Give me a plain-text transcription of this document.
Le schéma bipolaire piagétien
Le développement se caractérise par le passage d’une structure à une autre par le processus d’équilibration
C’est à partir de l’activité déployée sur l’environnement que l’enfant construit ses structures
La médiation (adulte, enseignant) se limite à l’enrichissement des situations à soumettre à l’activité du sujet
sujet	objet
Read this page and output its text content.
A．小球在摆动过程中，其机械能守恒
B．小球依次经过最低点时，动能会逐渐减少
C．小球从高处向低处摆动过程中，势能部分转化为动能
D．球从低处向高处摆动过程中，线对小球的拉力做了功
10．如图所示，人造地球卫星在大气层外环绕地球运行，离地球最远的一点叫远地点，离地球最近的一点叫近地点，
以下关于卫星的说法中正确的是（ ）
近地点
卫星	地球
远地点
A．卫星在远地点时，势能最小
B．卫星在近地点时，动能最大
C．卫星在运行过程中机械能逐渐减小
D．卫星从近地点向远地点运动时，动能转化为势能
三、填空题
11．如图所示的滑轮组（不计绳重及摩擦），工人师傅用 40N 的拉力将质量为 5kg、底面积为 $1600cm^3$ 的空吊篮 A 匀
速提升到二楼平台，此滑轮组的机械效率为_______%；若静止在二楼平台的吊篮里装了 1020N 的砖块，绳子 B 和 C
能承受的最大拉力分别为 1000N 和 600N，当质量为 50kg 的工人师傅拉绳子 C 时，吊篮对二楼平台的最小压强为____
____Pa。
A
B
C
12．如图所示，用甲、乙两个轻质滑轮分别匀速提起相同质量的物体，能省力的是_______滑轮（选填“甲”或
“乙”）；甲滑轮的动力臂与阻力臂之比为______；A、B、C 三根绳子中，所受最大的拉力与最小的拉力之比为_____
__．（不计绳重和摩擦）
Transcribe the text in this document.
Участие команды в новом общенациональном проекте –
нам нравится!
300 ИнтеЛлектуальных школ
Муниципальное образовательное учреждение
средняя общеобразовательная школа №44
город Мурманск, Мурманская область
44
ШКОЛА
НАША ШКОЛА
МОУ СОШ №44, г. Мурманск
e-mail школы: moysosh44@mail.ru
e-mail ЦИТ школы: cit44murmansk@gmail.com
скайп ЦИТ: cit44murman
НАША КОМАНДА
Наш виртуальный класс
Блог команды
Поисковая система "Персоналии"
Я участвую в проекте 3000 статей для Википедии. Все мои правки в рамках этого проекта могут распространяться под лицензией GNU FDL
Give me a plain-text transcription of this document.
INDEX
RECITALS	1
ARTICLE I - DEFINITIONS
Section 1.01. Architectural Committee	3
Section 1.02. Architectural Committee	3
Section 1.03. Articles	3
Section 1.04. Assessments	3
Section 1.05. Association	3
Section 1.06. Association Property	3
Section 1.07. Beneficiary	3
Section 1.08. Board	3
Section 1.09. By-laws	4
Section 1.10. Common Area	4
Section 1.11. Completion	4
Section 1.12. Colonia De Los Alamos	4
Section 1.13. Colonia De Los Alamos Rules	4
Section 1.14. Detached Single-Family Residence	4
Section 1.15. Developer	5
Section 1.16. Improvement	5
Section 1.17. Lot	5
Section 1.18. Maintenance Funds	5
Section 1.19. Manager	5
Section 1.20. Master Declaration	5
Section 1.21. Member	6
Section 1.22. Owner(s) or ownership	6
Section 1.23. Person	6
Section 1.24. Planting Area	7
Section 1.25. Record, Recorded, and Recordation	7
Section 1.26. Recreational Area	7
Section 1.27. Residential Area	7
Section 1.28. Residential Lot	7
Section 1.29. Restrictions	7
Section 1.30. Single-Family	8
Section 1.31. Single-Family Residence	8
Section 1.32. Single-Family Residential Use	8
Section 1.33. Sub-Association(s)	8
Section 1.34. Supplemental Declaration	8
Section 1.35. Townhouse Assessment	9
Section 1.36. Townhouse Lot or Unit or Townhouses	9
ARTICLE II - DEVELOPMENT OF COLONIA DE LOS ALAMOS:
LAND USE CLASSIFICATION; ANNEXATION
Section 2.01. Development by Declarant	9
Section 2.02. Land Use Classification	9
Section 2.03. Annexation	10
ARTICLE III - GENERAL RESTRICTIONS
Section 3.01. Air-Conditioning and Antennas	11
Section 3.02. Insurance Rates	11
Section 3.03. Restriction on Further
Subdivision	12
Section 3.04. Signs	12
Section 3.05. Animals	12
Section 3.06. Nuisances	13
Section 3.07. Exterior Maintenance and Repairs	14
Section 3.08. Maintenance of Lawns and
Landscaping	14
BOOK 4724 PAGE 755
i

....................

Quote every line of the data, word for word.

## Answer to this task
Give me a plain-text transcription of this document.
Le schéma bipolaire piagétien
Le développement se caractérise par le passage d’une structure à une autre par le processus d’équilibration
C’est à partir de l’activité déployée sur l’environnement que l’enfant construit ses structures
La médiation (adulte, enseignant) se limite à l’enrichissement des situations à soumettre à l’activité du sujet
sujet	objet
Read this page and output its text content.
A．小球在摆动过程中，其机械能守恒
B．小球依次经过最低点时，动能会逐渐减少
C．小球从高处向低处摆动过程中，势能部分转化为动能
D．球从低处向高处摆动过程中，线对小球的拉力做了功
10．如图所示，人造地球卫星在大气层外环绕地球运行，离地球最远的一点叫远地点，离地球最近的一点叫近地点，
以下关于卫星的说法中正确的是（ ）
近地点
卫星	地球
远地点
A．卫星在远地点时，势能最小
B．卫星在近地点时，动能最大
C．卫星在运行过程中机械能逐渐减小
D．卫星从近地点向远地点运动时，动能转化为势能
三、填空题
11．如图所示的滑轮组（不计绳重及摩擦），工人师傅用 40N 的拉力将质量为 5kg、底面积为 $1600cm^3$ 的空吊篮 A 匀
速提升到二楼平台，此滑轮组的机械效率为_______%；若静止在二楼平台的吊篮里装了 1020N 的砖块，绳子 B 和 C
能承受的最大拉力分别为 1000N 和 600N，当质量为 50kg 的工人师傅拉绳子 C 时，吊篮对二楼平台的最小压强为____
____Pa。
A
B
C
12．如图所示，用甲、乙两个轻质滑轮分别匀速提起相同质量的物体，能省力的是_______滑轮（选填“甲”或
“乙”）；甲滑轮的动力臂与阻力臂之比为______；A、B、C 三根绳子中，所受最大的拉力与最小的拉力之比为_____
__．（不计绳重和摩擦）
Transcribe the text in this document.
Участие команды в новом общенациональном проекте –
нам нравится!
300 ИнтеЛлектуальных школ
Муниципальное образовательное учреждение
средняя общеобразовательная школа №44
город Мурманск, Мурманская область
44
ШКОЛА
НАША ШКОЛА
МОУ СОШ №44, г. Мурманск
e-mail школы: moysosh44@mail.ru
e-mail ЦИТ школы: cit44murmansk@gmail.com
скайп ЦИТ: cit44murman
НАША КОМАНДА
Наш виртуальный класс
Блог команды
Поисковая система "Персоналии"
Я участвую в проекте 3000 статей для Википедии. Все мои правки в рамках этого проекта могут распространяться под лицензией GNU FDL
Give me a plain-text transcription of this document.
INDEX
RECITALS	1
ARTICLE I - DEFINITIONS
Section 1.01. Architectural Committee	3
Section 1.02. Architectural Committee	3
Section 1.03. Articles	3
Section 1.04. Assessments	3
Section 1.05. Association	3
Section 1.06. Association Property	3
Section 1.07. Beneficiary	3
Section 1.08. Board	3
Section 1.09. By-laws	4
Section 1.10. Common Area	4
Section 1.11. Completion	4
Section 1.12. Colonia De Los Alamos	4
Section 1.13. Colonia De Los Alamos Rules	4
Section 1.14. Detached Single-Family Residence	4
Section 1.15. Developer	5
Section 1.16. Improvement	5
Section 1.17. Lot	5
Section 1.18. Maintenance Funds	5
Section 1.19. Manager	5
Section 1.20. Master Declaration	5
Section 1.21. Member	6
Section 1.22. Owner(s) or ownership	6
Section 1.23. Person	6
Section 1.24. Planting Area	7
Section 1.25. Record, Recorded, and Recordation	7
Section 1.26. Recreational Area	7
Section 1.27. Residential Area	7
Section 1.28. Residential Lot	7
Section 1.29. Restrictions	7
Section 1.30. Single-Family	8
Section 1.31. Single-Family Residence	8
Section 1.32. Single-Family Residential Use	8
Section 1.33. Sub-Association(s)	8
Section 1.34. Supplemental Declaration	8
Section 1.35. Townhouse Assessment	9
Section 1.36. Townhouse Lot or Unit or Townhouses	9
ARTICLE II - DEVELOPMENT OF COLONIA DE LOS ALAMOS:
LAND USE CLASSIFICATION; ANNEXATION
Section 2.01. Development by Declarant	9
Section 2.02. Land Use Classification	9
Section 2.03. Annexation	10
ARTICLE III - GENERAL RESTRICTIONS
Section 3.01. Air-Conditioning and Antennas	11
Section 3.02. Insurance Rates	11
Section 3.03. Restriction on Further
Subdivision	12
Section 3.04. Signs	12
Section 3.05. Animals	12
Section 3.06. Nuisances	13
Section 3.07. Exterior Maintenance and Repairs	14
Section 3.08. Maintenance of Lawns and
Landscaping	14
BOOK 4724 PAGE 755
i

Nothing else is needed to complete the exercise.